╭─ Source material

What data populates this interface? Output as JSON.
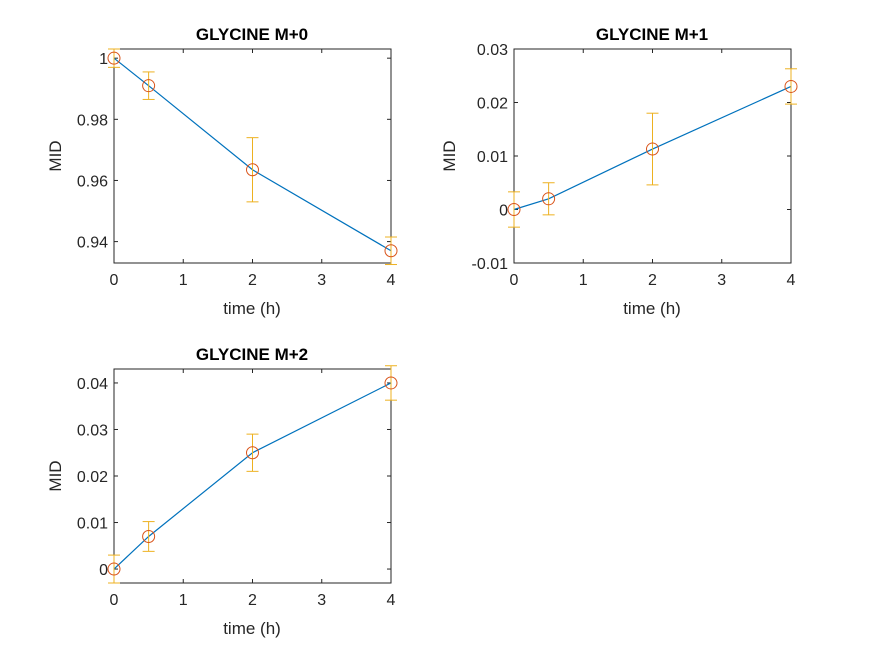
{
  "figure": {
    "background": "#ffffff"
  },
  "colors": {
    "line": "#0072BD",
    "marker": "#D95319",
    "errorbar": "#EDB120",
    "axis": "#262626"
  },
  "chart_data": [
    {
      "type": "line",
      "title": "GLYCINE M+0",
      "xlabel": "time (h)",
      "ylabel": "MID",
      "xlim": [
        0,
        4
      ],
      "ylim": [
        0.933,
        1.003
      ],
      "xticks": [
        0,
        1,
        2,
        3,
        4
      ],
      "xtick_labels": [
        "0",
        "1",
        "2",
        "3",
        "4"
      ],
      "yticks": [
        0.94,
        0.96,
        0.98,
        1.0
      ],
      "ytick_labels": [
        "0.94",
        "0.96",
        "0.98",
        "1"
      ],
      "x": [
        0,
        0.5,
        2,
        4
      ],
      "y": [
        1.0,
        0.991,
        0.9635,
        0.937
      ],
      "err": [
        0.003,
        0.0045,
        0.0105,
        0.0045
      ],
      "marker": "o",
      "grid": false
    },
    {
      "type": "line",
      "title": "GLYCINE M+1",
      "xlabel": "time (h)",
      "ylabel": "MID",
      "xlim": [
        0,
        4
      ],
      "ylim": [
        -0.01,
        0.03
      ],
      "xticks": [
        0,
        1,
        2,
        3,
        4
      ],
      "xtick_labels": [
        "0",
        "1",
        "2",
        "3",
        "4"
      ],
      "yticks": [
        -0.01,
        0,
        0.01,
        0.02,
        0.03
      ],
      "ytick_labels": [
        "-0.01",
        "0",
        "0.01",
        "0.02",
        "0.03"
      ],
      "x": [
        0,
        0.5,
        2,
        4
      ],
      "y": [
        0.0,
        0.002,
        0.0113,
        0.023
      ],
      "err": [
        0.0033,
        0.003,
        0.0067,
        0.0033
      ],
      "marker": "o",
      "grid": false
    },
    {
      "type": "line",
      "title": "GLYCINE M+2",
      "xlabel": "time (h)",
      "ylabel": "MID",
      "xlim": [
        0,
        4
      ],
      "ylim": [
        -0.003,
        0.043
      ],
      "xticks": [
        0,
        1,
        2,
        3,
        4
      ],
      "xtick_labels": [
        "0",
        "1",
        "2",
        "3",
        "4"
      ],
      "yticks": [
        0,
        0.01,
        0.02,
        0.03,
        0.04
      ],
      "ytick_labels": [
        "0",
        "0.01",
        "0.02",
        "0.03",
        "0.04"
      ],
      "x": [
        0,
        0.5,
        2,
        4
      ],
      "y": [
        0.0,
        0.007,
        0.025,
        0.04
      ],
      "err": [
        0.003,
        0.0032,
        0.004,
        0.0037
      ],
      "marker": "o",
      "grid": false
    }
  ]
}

╰─

## [Aim]
Leaving the pictures aside, transcribe the entire listing exactly.

## [Solved problem]
What data populates this interface? Output as JSON.
{
  "figure": {
    "background": "#ffffff"
  },
  "colors": {
    "line": "#0072BD",
    "marker": "#D95319",
    "errorbar": "#EDB120",
    "axis": "#262626"
  },
  "chart_data": [
    {
      "type": "line",
      "title": "GLYCINE M+0",
      "xlabel": "time (h)",
      "ylabel": "MID",
      "xlim": [
        0,
        4
      ],
      "ylim": [
        0.933,
        1.003
      ],
      "xticks": [
        0,
        1,
        2,
        3,
        4
      ],
      "xtick_labels": [
        "0",
        "1",
        "2",
        "3",
        "4"
      ],
      "yticks": [
        0.94,
        0.96,
        0.98,
        1.0
      ],
      "ytick_labels": [
        "0.94",
        "0.96",
        "0.98",
        "1"
      ],
      "x": [
        0,
        0.5,
        2,
        4
      ],
      "y": [
        1.0,
        0.991,
        0.9635,
        0.937
      ],
      "err": [
        0.003,
        0.0045,
        0.0105,
        0.0045
      ],
      "marker": "o",
      "grid": false
    },
    {
      "type": "line",
      "title": "GLYCINE M+1",
      "xlabel": "time (h)",
      "ylabel": "MID",
      "xlim": [
        0,
        4
      ],
      "ylim": [
        -0.01,
        0.03
      ],
      "xticks": [
        0,
        1,
        2,
        3,
        4
      ],
      "xtick_labels": [
        "0",
        "1",
        "2",
        "3",
        "4"
      ],
      "yticks": [
        -0.01,
        0,
        0.01,
        0.02,
        0.03
      ],
      "ytick_labels": [
        "-0.01",
        "0",
        "0.01",
        "0.02",
        "0.03"
      ],
      "x": [
        0,
        0.5,
        2,
        4
      ],
      "y": [
        0.0,
        0.002,
        0.0113,
        0.023
      ],
      "err": [
        0.0033,
        0.003,
        0.0067,
        0.0033
      ],
      "marker": "o",
      "grid": false
    },
    {
      "type": "line",
      "title": "GLYCINE M+2",
      "xlabel": "time (h)",
      "ylabel": "MID",
      "xlim": [
        0,
        4
      ],
      "ylim": [
        -0.003,
        0.043
      ],
      "xticks": [
        0,
        1,
        2,
        3,
        4
      ],
      "xtick_labels": [
        "0",
        "1",
        "2",
        "3",
        "4"
      ],
      "yticks": [
        0,
        0.01,
        0.02,
        0.03,
        0.04
      ],
      "ytick_labels": [
        "0",
        "0.01",
        "0.02",
        "0.03",
        "0.04"
      ],
      "x": [
        0,
        0.5,
        2,
        4
      ],
      "y": [
        0.0,
        0.007,
        0.025,
        0.04
      ],
      "err": [
        0.003,
        0.0032,
        0.004,
        0.0037
      ],
      "marker": "o",
      "grid": false
    }
  ]
}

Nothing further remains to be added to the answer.